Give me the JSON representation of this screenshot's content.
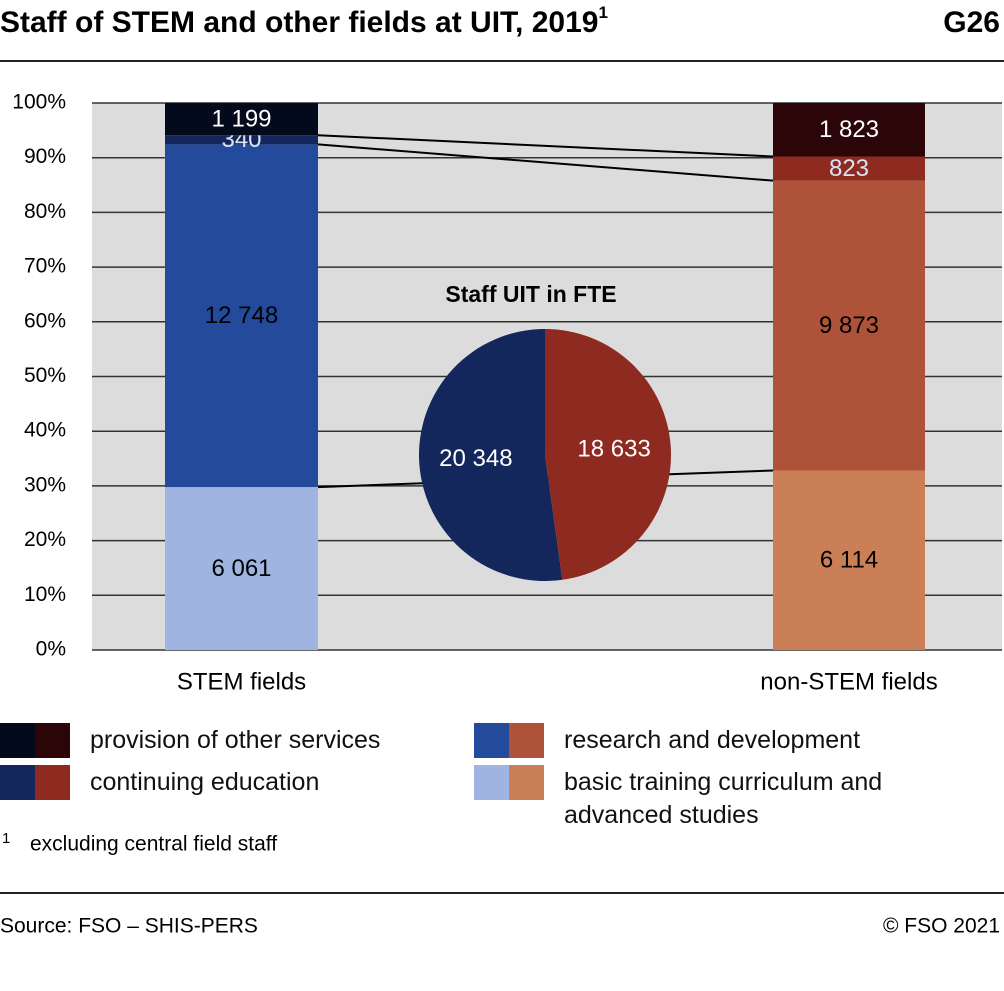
{
  "chart_data": [
    {
      "type": "bar",
      "stacked": "percent",
      "title": "Staff of STEM and other fields at UIT, 2019",
      "title_marker": "1",
      "chart_number": "G26",
      "footnote": {
        "marker": "1",
        "text": "excluding central field staff"
      },
      "source": "Source: FSO – SHIS-PERS",
      "copyright": "© FSO 2021",
      "categories": [
        "STEM fields",
        "non-STEM fields"
      ],
      "ylim": [
        0,
        100
      ],
      "yticks": [
        {
          "value": 0,
          "label": "0%"
        },
        {
          "value": 10,
          "label": "10%"
        },
        {
          "value": 20,
          "label": "20%"
        },
        {
          "value": 30,
          "label": "30%"
        },
        {
          "value": 40,
          "label": "40%"
        },
        {
          "value": 50,
          "label": "50%"
        },
        {
          "value": 60,
          "label": "60%"
        },
        {
          "value": 70,
          "label": "70%"
        },
        {
          "value": 80,
          "label": "80%"
        },
        {
          "value": 90,
          "label": "90%"
        },
        {
          "value": 100,
          "label": "100%"
        }
      ],
      "grid": true,
      "background": "#dcdcdc",
      "series": [
        {
          "name": "basic training curriculum and advanced studies",
          "colors": [
            "#9fb4e0",
            "#cb7f56"
          ],
          "label_color": "#000000",
          "values": [
            6061,
            6114
          ],
          "value_labels": [
            "6 061",
            "6 114"
          ]
        },
        {
          "name": "research and development",
          "colors": [
            "#234a9b",
            "#ae523a"
          ],
          "label_color": "#000000",
          "values": [
            12748,
            9873
          ],
          "value_labels": [
            "12 748",
            "9 873"
          ]
        },
        {
          "name": "continuing education",
          "colors": [
            "#13275c",
            "#8e2a1f"
          ],
          "label_color": "#dde3f2",
          "values": [
            340,
            823
          ],
          "value_labels": [
            "340",
            "823"
          ]
        },
        {
          "name": "provision of other services",
          "colors": [
            "#020a1c",
            "#2b0508"
          ],
          "label_color": "#ffffff",
          "values": [
            1199,
            1823
          ],
          "value_labels": [
            "1 199",
            "1 823"
          ]
        }
      ]
    },
    {
      "type": "pie",
      "title": "Staff UIT in FTE",
      "direction": "counterclockwise",
      "values": [
        20348,
        18633
      ],
      "value_labels": [
        "20 348",
        "18 633"
      ],
      "colors": [
        "#13275c",
        "#8e2a1f"
      ],
      "label_color": "#ffffff"
    }
  ]
}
--------------------------------------------------
#### [What you will do]
Looking at the data above, show all lines where the word "ffffff" occurs.

#### [Solution]
          "label_color": "#ffffff",
      "label_color": "#ffffff"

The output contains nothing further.